> _WRITTEN INSTRUCTION_:
The data below should be printed in full, exactly, and without any of its images.

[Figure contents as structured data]

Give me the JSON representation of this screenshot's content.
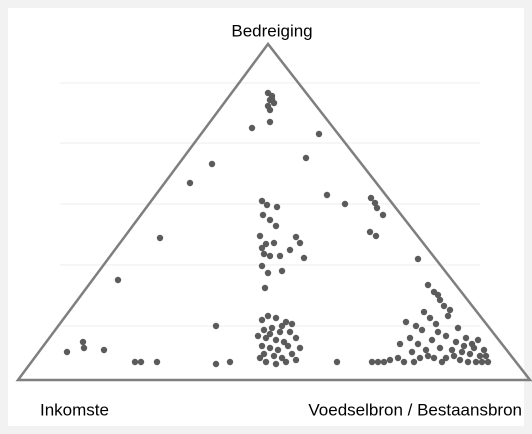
{
  "chart_data": {
    "type": "scatter",
    "labels": {
      "top": "Bedreiging",
      "left": "Inkomste",
      "right": "Voedselbron / Bestaansbron"
    },
    "color": "#5b5b5b",
    "xlim": [
      0,
      512
    ],
    "ylim": [
      0,
      336
    ],
    "x": [
      250,
      254,
      252,
      256,
      250,
      254,
      252,
      234,
      252,
      301,
      288,
      194,
      172,
      309,
      327,
      353,
      357,
      359,
      365,
      352,
      358,
      142,
      100,
      400,
      410,
      416,
      420,
      198,
      49,
      65,
      66,
      86,
      117,
      123,
      139,
      198,
      212,
      319,
      244,
      249,
      259,
      245,
      252,
      258,
      242,
      248,
      256,
      278,
      282,
      244,
      246,
      252,
      262,
      272,
      286,
      244,
      250,
      264,
      247,
      244,
      250,
      258,
      268,
      274,
      246,
      254,
      262,
      272,
      248,
      258,
      266,
      278,
      244,
      252,
      260,
      270,
      246,
      256,
      264,
      274,
      248,
      258,
      268,
      242,
      282,
      252,
      264,
      278,
      240,
      354,
      360,
      366,
      372,
      380,
      388,
      392,
      394,
      400,
      404,
      406,
      410,
      414,
      418,
      422,
      424,
      428,
      430,
      434,
      438,
      440,
      442,
      446,
      448,
      452,
      456,
      458,
      462,
      466,
      470,
      386,
      396,
      402,
      408,
      416,
      420,
      426,
      432,
      436,
      444,
      450,
      454,
      460,
      464,
      468,
      382,
      412,
      398,
      422,
      428
    ],
    "values": [
      287,
      284,
      280,
      277,
      274,
      281,
      270,
      252,
      258,
      246,
      222,
      216,
      197,
      185,
      176,
      182,
      177,
      172,
      165,
      148,
      144,
      142,
      100,
      121,
      95,
      88,
      85,
      54,
      28,
      38,
      32,
      30,
      18,
      18,
      18,
      16,
      18,
      18,
      179,
      175,
      173,
      165,
      160,
      154,
      144,
      136,
      137,
      143,
      137,
      132,
      126,
      124,
      124,
      130,
      122,
      114,
      107,
      109,
      92,
      60,
      64,
      62,
      58,
      56,
      50,
      52,
      48,
      48,
      42,
      40,
      38,
      42,
      34,
      32,
      30,
      34,
      26,
      24,
      22,
      26,
      18,
      16,
      18,
      22,
      32,
      46,
      54,
      20,
      44,
      18,
      18,
      18,
      20,
      22,
      58,
      42,
      28,
      36,
      50,
      68,
      24,
      40,
      56,
      32,
      18,
      44,
      64,
      30,
      38,
      52,
      20,
      34,
      42,
      26,
      32,
      18,
      24,
      30,
      18,
      18,
      18,
      22,
      30,
      22,
      48,
      74,
      70,
      24,
      28,
      18,
      36,
      40,
      18,
      24,
      36,
      62,
      54,
      80,
      22
    ]
  }
}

> _COMPLETE ANSWER_:
Give me the JSON representation of this screenshot's content.
{
  "chart_data": {
    "type": "scatter",
    "labels": {
      "top": "Bedreiging",
      "left": "Inkomste",
      "right": "Voedselbron / Bestaansbron"
    },
    "color": "#5b5b5b",
    "xlim": [
      0,
      512
    ],
    "ylim": [
      0,
      336
    ],
    "x": [
      250,
      254,
      252,
      256,
      250,
      254,
      252,
      234,
      252,
      301,
      288,
      194,
      172,
      309,
      327,
      353,
      357,
      359,
      365,
      352,
      358,
      142,
      100,
      400,
      410,
      416,
      420,
      198,
      49,
      65,
      66,
      86,
      117,
      123,
      139,
      198,
      212,
      319,
      244,
      249,
      259,
      245,
      252,
      258,
      242,
      248,
      256,
      278,
      282,
      244,
      246,
      252,
      262,
      272,
      286,
      244,
      250,
      264,
      247,
      244,
      250,
      258,
      268,
      274,
      246,
      254,
      262,
      272,
      248,
      258,
      266,
      278,
      244,
      252,
      260,
      270,
      246,
      256,
      264,
      274,
      248,
      258,
      268,
      242,
      282,
      252,
      264,
      278,
      240,
      354,
      360,
      366,
      372,
      380,
      388,
      392,
      394,
      400,
      404,
      406,
      410,
      414,
      418,
      422,
      424,
      428,
      430,
      434,
      438,
      440,
      442,
      446,
      448,
      452,
      456,
      458,
      462,
      466,
      470,
      386,
      396,
      402,
      408,
      416,
      420,
      426,
      432,
      436,
      444,
      450,
      454,
      460,
      464,
      468,
      382,
      412,
      398,
      422,
      428
    ],
    "values": [
      287,
      284,
      280,
      277,
      274,
      281,
      270,
      252,
      258,
      246,
      222,
      216,
      197,
      185,
      176,
      182,
      177,
      172,
      165,
      148,
      144,
      142,
      100,
      121,
      95,
      88,
      85,
      54,
      28,
      38,
      32,
      30,
      18,
      18,
      18,
      16,
      18,
      18,
      179,
      175,
      173,
      165,
      160,
      154,
      144,
      136,
      137,
      143,
      137,
      132,
      126,
      124,
      124,
      130,
      122,
      114,
      107,
      109,
      92,
      60,
      64,
      62,
      58,
      56,
      50,
      52,
      48,
      48,
      42,
      40,
      38,
      42,
      34,
      32,
      30,
      34,
      26,
      24,
      22,
      26,
      18,
      16,
      18,
      22,
      32,
      46,
      54,
      20,
      44,
      18,
      18,
      18,
      20,
      22,
      58,
      42,
      28,
      36,
      50,
      68,
      24,
      40,
      56,
      32,
      18,
      44,
      64,
      30,
      38,
      52,
      20,
      34,
      42,
      26,
      32,
      18,
      24,
      30,
      18,
      18,
      18,
      22,
      30,
      22,
      48,
      74,
      70,
      24,
      28,
      18,
      36,
      40,
      18,
      24,
      36,
      62,
      54,
      80,
      22
    ]
  }
}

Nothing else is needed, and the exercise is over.